Stored records:

::::::::::

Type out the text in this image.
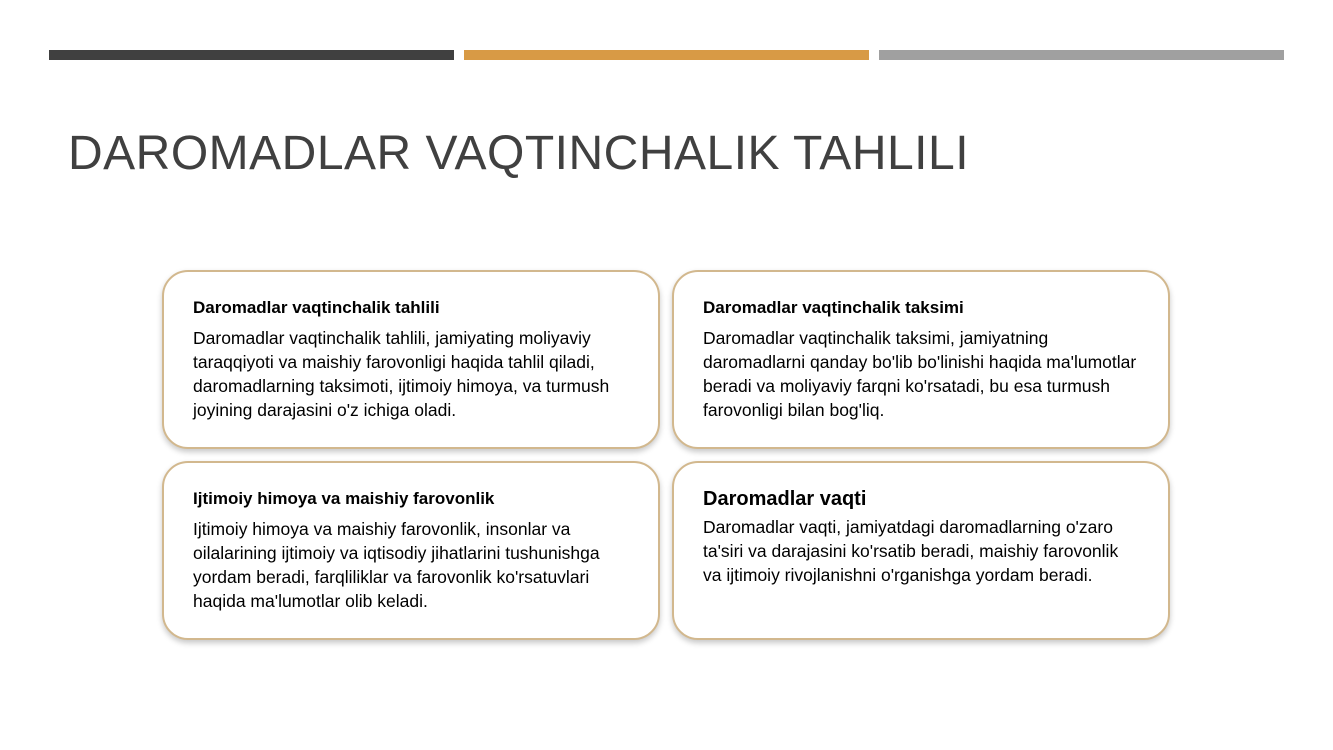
DAROMADLAR VAQTINCHALIK TAHLILI
Daromadlar vaqtinchalik tahlili

Daromadlar vaqtinchalik tahlili, jamiyating moliyaviy taraqqiyoti va maishiy farovonligi haqida tahlil qiladi, daromadlarning taksimoti, ijtimoiy himoya, va turmush joyining darajasini o'z ichiga oladi.

Daromadlar vaqtinchalik taksimi

Daromadlar vaqtinchalik taksimi, jamiyatning daromadlarni qanday bo'lib bo'linishi haqida ma'lumotlar beradi va moliyaviy farqni ko'rsatadi, bu esa turmush farovonligi bilan bog'liq.

Ijtimoiy himoya va maishiy farovonlik

Ijtimoiy himoya va maishiy farovonlik, insonlar va oilalarining ijtimoiy va iqtisodiy jihatlarini tushunishga yordam beradi, farqliliklar va farovonlik ko'rsatuvlari haqida ma'lumotlar olib keladi.

Daromadlar vaqti

Daromadlar vaqti, jamiyatdagi daromadlarning o'zaro ta'siri va darajasini ko'rsatib beradi, maishiy farovonlik va ijtimoiy rivojlanishni o'rganishga yordam beradi.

::::::::::

= Problem =
Transcribe the material as is, with images omitted.

= Solution =
Type out the text in this image.
DAROMADLAR VAQTINCHALIK TAHLILI
Daromadlar vaqtinchalik tahlili

Daromadlar vaqtinchalik tahlili, jamiyating moliyaviy taraqqiyoti va maishiy farovonligi haqida tahlil qiladi, daromadlarning taksimoti, ijtimoiy himoya, va turmush joyining darajasini o'z ichiga oladi.

Daromadlar vaqtinchalik taksimi

Daromadlar vaqtinchalik taksimi, jamiyatning daromadlarni qanday bo'lib bo'linishi haqida ma'lumotlar beradi va moliyaviy farqni ko'rsatadi, bu esa turmush farovonligi bilan bog'liq.

Ijtimoiy himoya va maishiy farovonlik

Ijtimoiy himoya va maishiy farovonlik, insonlar va oilalarining ijtimoiy va iqtisodiy jihatlarini tushunishga yordam beradi, farqliliklar va farovonlik ko'rsatuvlari haqida ma'lumotlar olib keladi.

Daromadlar vaqti

Daromadlar vaqti, jamiyatdagi daromadlarning o'zaro ta'siri va darajasini ko'rsatib beradi, maishiy farovonlik va ijtimoiy rivojlanishni o'rganishga yordam beradi.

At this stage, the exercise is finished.